WHAT THE TASK REQUIRES:
Reproduce every line of the records below word for word, leaving out the pictures.

──────── SUPPLIED MATERIAL ────────

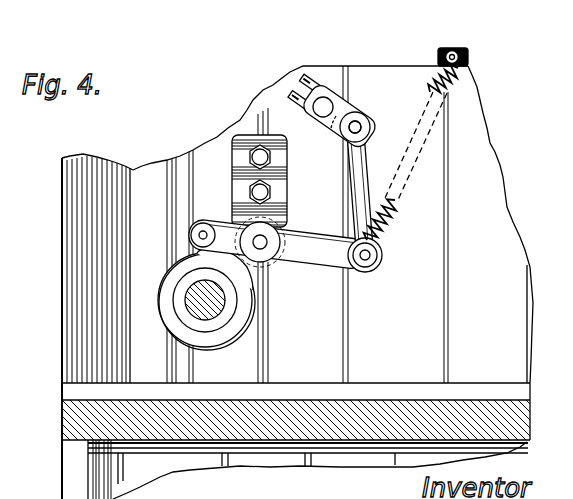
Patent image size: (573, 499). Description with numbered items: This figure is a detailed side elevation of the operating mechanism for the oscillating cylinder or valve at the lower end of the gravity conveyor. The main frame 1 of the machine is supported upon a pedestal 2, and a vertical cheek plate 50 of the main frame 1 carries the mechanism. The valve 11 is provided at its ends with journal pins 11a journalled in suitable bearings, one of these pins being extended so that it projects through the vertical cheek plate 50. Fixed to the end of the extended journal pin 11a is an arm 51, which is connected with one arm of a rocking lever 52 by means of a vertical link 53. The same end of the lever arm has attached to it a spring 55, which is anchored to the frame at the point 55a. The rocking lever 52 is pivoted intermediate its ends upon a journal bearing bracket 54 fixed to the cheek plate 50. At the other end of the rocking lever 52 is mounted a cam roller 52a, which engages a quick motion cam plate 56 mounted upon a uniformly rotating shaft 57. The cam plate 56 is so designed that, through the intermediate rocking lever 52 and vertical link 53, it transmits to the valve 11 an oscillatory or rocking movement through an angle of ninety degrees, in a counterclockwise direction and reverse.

The main frame 1 is at (67, 307).
The pedestal 2 is at (263, 436).
The valve 11 is at (336, 94).
The journal pin 11a is at (347, 104).
The vertical cheek plate 50 is at (490, 188).
The arm 51 is at (336, 128).
The rocking lever 52 is at (300, 263).
The cam roller 52a is at (191, 231).
The vertical link 53 is at (353, 192).
The journal bearing bracket 54 is at (277, 173).
The spring 55 is at (393, 215).
The anchor point 55a is at (458, 48).
The quick motion cam plate 56 is at (242, 283).
The shaft 57 is at (212, 308).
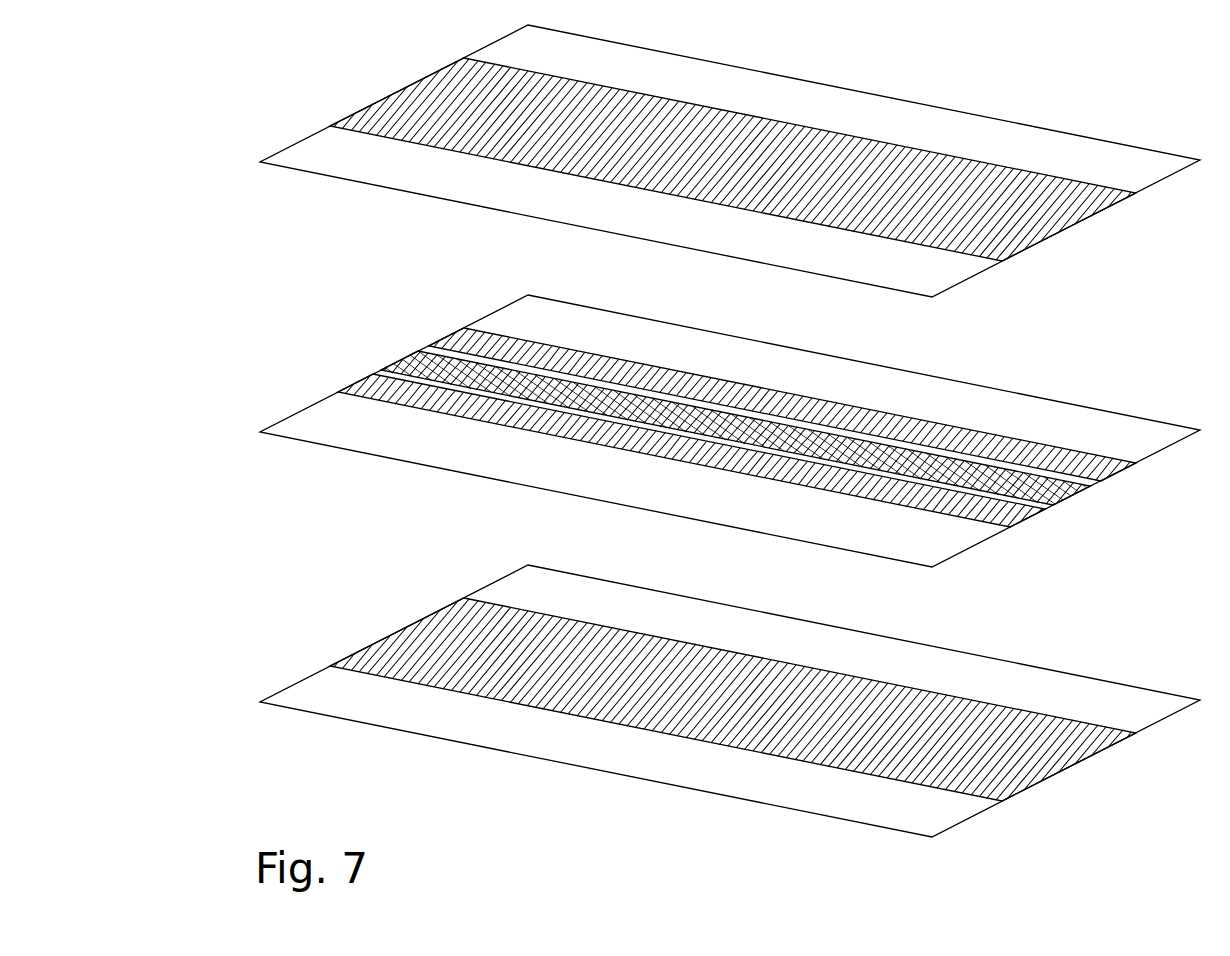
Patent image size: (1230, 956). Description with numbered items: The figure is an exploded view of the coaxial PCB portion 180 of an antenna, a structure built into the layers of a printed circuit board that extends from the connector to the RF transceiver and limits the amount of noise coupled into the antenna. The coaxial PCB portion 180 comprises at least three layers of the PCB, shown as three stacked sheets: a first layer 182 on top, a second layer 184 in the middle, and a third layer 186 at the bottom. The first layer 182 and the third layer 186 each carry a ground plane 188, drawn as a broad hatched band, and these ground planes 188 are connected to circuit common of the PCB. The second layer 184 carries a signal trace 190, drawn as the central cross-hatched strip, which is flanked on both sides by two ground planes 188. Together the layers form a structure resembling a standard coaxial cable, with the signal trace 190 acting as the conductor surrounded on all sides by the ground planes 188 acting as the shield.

The coaxial PCB portion 180 is at (325, 68).
The first layer 182 is at (943, 107).
The second layer 184 is at (390, 456).
The third layer 186 is at (567, 764).
The ground planes 188 is at (1060, 232).
The signal trace 190 is at (1068, 497).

────────

EXERCISE OUTPUT:
Patent image size: (573, 499). Description with numbered items: This figure is a detailed side elevation of the operating mechanism for the oscillating cylinder or valve at the lower end of the gravity conveyor. The main frame 1 of the machine is supported upon a pedestal 2, and a vertical cheek plate 50 of the main frame 1 carries the mechanism. The valve 11 is provided at its ends with journal pins 11a journalled in suitable bearings, one of these pins being extended so that it projects through the vertical cheek plate 50. Fixed to the end of the extended journal pin 11a is an arm 51, which is connected with one arm of a rocking lever 52 by means of a vertical link 53. The same end of the lever arm has attached to it a spring 55, which is anchored to the frame at the point 55a. The rocking lever 52 is pivoted intermediate its ends upon a journal bearing bracket 54 fixed to the cheek plate 50. At the other end of the rocking lever 52 is mounted a cam roller 52a, which engages a quick motion cam plate 56 mounted upon a uniformly rotating shaft 57. The cam plate 56 is so designed that, through the intermediate rocking lever 52 and vertical link 53, it transmits to the valve 11 an oscillatory or rocking movement through an angle of ninety degrees, in a counterclockwise direction and reverse.

The main frame 1 is at (67, 307).
The pedestal 2 is at (263, 436).
The valve 11 is at (336, 94).
The journal pin 11a is at (347, 104).
The vertical cheek plate 50 is at (490, 188).
The arm 51 is at (336, 128).
The rocking lever 52 is at (300, 263).
The cam roller 52a is at (191, 231).
The vertical link 53 is at (353, 192).
The journal bearing bracket 54 is at (277, 173).
The spring 55 is at (393, 215).
The anchor point 55a is at (458, 48).
The quick motion cam plate 56 is at (242, 283).
The shaft 57 is at (212, 308).
Patent image size: (1230, 956). Description with numbered items: The figure is an exploded view of the coaxial PCB portion 180 of an antenna, a structure built into the layers of a printed circuit board that extends from the connector to the RF transceiver and limits the amount of noise coupled into the antenna. The coaxial PCB portion 180 comprises at least three layers of the PCB, shown as three stacked sheets: a first layer 182 on top, a second layer 184 in the middle, and a third layer 186 at the bottom. The first layer 182 and the third layer 186 each carry a ground plane 188, drawn as a broad hatched band, and these ground planes 188 are connected to circuit common of the PCB. The second layer 184 carries a signal trace 190, drawn as the central cross-hatched strip, which is flanked on both sides by two ground planes 188. Together the layers form a structure resembling a standard coaxial cable, with the signal trace 190 acting as the conductor surrounded on all sides by the ground planes 188 acting as the shield.

The coaxial PCB portion 180 is at (325, 68).
The first layer 182 is at (943, 107).
The second layer 184 is at (390, 456).
The third layer 186 is at (567, 764).
The ground planes 188 is at (1060, 232).
The signal trace 190 is at (1068, 497).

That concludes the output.